AIM:
Retype the material that follows, keeping every word as it is.

EXTRACTED RECORDS:
◆ ◆ ◆

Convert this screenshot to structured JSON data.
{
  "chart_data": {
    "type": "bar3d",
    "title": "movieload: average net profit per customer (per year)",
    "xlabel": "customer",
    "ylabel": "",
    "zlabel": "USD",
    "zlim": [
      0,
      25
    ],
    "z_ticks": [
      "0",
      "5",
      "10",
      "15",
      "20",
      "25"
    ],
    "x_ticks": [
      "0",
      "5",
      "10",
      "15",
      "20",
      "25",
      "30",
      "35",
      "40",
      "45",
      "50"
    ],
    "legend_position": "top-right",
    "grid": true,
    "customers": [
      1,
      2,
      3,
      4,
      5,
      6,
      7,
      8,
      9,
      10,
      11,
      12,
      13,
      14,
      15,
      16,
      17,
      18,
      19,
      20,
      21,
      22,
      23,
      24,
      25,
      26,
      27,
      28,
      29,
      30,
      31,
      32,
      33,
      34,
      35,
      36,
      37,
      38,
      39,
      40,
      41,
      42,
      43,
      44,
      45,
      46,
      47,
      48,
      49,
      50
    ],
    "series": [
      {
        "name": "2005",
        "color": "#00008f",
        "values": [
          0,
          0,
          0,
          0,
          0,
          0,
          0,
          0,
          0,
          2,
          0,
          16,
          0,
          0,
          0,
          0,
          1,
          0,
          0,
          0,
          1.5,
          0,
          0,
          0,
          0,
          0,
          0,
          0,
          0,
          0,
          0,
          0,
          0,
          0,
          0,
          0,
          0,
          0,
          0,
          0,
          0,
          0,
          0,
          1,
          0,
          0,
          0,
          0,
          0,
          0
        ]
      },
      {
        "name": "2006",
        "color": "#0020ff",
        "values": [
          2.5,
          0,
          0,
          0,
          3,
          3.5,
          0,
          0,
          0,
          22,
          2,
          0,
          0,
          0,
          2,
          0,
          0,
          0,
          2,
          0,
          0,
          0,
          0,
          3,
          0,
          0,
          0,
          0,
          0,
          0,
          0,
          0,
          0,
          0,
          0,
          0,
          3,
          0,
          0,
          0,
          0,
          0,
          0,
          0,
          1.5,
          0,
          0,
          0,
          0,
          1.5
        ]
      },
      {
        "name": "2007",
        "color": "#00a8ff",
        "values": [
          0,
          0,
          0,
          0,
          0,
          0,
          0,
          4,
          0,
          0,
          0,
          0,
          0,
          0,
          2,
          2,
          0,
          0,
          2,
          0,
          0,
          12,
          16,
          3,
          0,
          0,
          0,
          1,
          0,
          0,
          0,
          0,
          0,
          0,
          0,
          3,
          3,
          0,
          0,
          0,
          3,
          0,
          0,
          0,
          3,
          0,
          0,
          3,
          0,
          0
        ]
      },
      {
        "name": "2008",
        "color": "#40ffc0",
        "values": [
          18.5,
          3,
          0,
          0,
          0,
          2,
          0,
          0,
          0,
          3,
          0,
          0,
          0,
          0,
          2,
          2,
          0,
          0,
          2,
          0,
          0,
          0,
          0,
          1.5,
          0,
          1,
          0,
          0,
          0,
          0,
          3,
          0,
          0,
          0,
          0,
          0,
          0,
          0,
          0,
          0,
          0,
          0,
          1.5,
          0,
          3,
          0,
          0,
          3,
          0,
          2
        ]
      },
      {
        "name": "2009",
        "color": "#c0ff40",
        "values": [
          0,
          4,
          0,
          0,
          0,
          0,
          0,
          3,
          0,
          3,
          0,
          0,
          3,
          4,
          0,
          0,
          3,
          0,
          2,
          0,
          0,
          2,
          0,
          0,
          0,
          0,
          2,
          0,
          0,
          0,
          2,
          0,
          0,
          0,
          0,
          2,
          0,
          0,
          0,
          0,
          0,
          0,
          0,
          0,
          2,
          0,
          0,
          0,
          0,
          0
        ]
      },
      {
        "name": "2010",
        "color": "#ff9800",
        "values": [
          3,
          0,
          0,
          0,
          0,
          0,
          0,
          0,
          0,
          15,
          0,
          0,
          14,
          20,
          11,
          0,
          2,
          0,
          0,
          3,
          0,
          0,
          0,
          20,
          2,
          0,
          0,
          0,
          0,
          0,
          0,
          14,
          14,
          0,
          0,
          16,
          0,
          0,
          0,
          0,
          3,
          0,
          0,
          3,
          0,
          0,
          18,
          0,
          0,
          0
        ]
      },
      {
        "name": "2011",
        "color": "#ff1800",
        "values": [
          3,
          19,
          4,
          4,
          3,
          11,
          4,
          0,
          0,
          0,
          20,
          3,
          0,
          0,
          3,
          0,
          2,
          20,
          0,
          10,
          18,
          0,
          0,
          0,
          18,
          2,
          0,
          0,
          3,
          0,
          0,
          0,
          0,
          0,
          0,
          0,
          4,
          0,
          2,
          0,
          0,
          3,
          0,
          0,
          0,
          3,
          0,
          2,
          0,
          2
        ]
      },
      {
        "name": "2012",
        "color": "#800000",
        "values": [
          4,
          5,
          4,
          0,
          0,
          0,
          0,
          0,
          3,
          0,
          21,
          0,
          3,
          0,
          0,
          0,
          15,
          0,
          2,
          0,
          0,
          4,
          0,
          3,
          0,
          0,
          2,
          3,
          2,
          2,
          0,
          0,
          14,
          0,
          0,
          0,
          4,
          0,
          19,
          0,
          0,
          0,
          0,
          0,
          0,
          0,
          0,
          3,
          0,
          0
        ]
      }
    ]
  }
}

◆ ◆ ◆

RESULT FOR THIS EXERCISE:
Convert this screenshot to structured JSON data.
{
  "chart_data": {
    "type": "bar3d",
    "title": "movieload: average net profit per customer (per year)",
    "xlabel": "customer",
    "ylabel": "",
    "zlabel": "USD",
    "zlim": [
      0,
      25
    ],
    "z_ticks": [
      "0",
      "5",
      "10",
      "15",
      "20",
      "25"
    ],
    "x_ticks": [
      "0",
      "5",
      "10",
      "15",
      "20",
      "25",
      "30",
      "35",
      "40",
      "45",
      "50"
    ],
    "legend_position": "top-right",
    "grid": true,
    "customers": [
      1,
      2,
      3,
      4,
      5,
      6,
      7,
      8,
      9,
      10,
      11,
      12,
      13,
      14,
      15,
      16,
      17,
      18,
      19,
      20,
      21,
      22,
      23,
      24,
      25,
      26,
      27,
      28,
      29,
      30,
      31,
      32,
      33,
      34,
      35,
      36,
      37,
      38,
      39,
      40,
      41,
      42,
      43,
      44,
      45,
      46,
      47,
      48,
      49,
      50
    ],
    "series": [
      {
        "name": "2005",
        "color": "#00008f",
        "values": [
          0,
          0,
          0,
          0,
          0,
          0,
          0,
          0,
          0,
          2,
          0,
          16,
          0,
          0,
          0,
          0,
          1,
          0,
          0,
          0,
          1.5,
          0,
          0,
          0,
          0,
          0,
          0,
          0,
          0,
          0,
          0,
          0,
          0,
          0,
          0,
          0,
          0,
          0,
          0,
          0,
          0,
          0,
          0,
          1,
          0,
          0,
          0,
          0,
          0,
          0
        ]
      },
      {
        "name": "2006",
        "color": "#0020ff",
        "values": [
          2.5,
          0,
          0,
          0,
          3,
          3.5,
          0,
          0,
          0,
          22,
          2,
          0,
          0,
          0,
          2,
          0,
          0,
          0,
          2,
          0,
          0,
          0,
          0,
          3,
          0,
          0,
          0,
          0,
          0,
          0,
          0,
          0,
          0,
          0,
          0,
          0,
          3,
          0,
          0,
          0,
          0,
          0,
          0,
          0,
          1.5,
          0,
          0,
          0,
          0,
          1.5
        ]
      },
      {
        "name": "2007",
        "color": "#00a8ff",
        "values": [
          0,
          0,
          0,
          0,
          0,
          0,
          0,
          4,
          0,
          0,
          0,
          0,
          0,
          0,
          2,
          2,
          0,
          0,
          2,
          0,
          0,
          12,
          16,
          3,
          0,
          0,
          0,
          1,
          0,
          0,
          0,
          0,
          0,
          0,
          0,
          3,
          3,
          0,
          0,
          0,
          3,
          0,
          0,
          0,
          3,
          0,
          0,
          3,
          0,
          0
        ]
      },
      {
        "name": "2008",
        "color": "#40ffc0",
        "values": [
          18.5,
          3,
          0,
          0,
          0,
          2,
          0,
          0,
          0,
          3,
          0,
          0,
          0,
          0,
          2,
          2,
          0,
          0,
          2,
          0,
          0,
          0,
          0,
          1.5,
          0,
          1,
          0,
          0,
          0,
          0,
          3,
          0,
          0,
          0,
          0,
          0,
          0,
          0,
          0,
          0,
          0,
          0,
          1.5,
          0,
          3,
          0,
          0,
          3,
          0,
          2
        ]
      },
      {
        "name": "2009",
        "color": "#c0ff40",
        "values": [
          0,
          4,
          0,
          0,
          0,
          0,
          0,
          3,
          0,
          3,
          0,
          0,
          3,
          4,
          0,
          0,
          3,
          0,
          2,
          0,
          0,
          2,
          0,
          0,
          0,
          0,
          2,
          0,
          0,
          0,
          2,
          0,
          0,
          0,
          0,
          2,
          0,
          0,
          0,
          0,
          0,
          0,
          0,
          0,
          2,
          0,
          0,
          0,
          0,
          0
        ]
      },
      {
        "name": "2010",
        "color": "#ff9800",
        "values": [
          3,
          0,
          0,
          0,
          0,
          0,
          0,
          0,
          0,
          15,
          0,
          0,
          14,
          20,
          11,
          0,
          2,
          0,
          0,
          3,
          0,
          0,
          0,
          20,
          2,
          0,
          0,
          0,
          0,
          0,
          0,
          14,
          14,
          0,
          0,
          16,
          0,
          0,
          0,
          0,
          3,
          0,
          0,
          3,
          0,
          0,
          18,
          0,
          0,
          0
        ]
      },
      {
        "name": "2011",
        "color": "#ff1800",
        "values": [
          3,
          19,
          4,
          4,
          3,
          11,
          4,
          0,
          0,
          0,
          20,
          3,
          0,
          0,
          3,
          0,
          2,
          20,
          0,
          10,
          18,
          0,
          0,
          0,
          18,
          2,
          0,
          0,
          3,
          0,
          0,
          0,
          0,
          0,
          0,
          0,
          4,
          0,
          2,
          0,
          0,
          3,
          0,
          0,
          0,
          3,
          0,
          2,
          0,
          2
        ]
      },
      {
        "name": "2012",
        "color": "#800000",
        "values": [
          4,
          5,
          4,
          0,
          0,
          0,
          0,
          0,
          3,
          0,
          21,
          0,
          3,
          0,
          0,
          0,
          15,
          0,
          2,
          0,
          0,
          4,
          0,
          3,
          0,
          0,
          2,
          3,
          2,
          2,
          0,
          0,
          14,
          0,
          0,
          0,
          4,
          0,
          19,
          0,
          0,
          0,
          0,
          0,
          0,
          0,
          0,
          3,
          0,
          0
        ]
      }
    ]
  }
}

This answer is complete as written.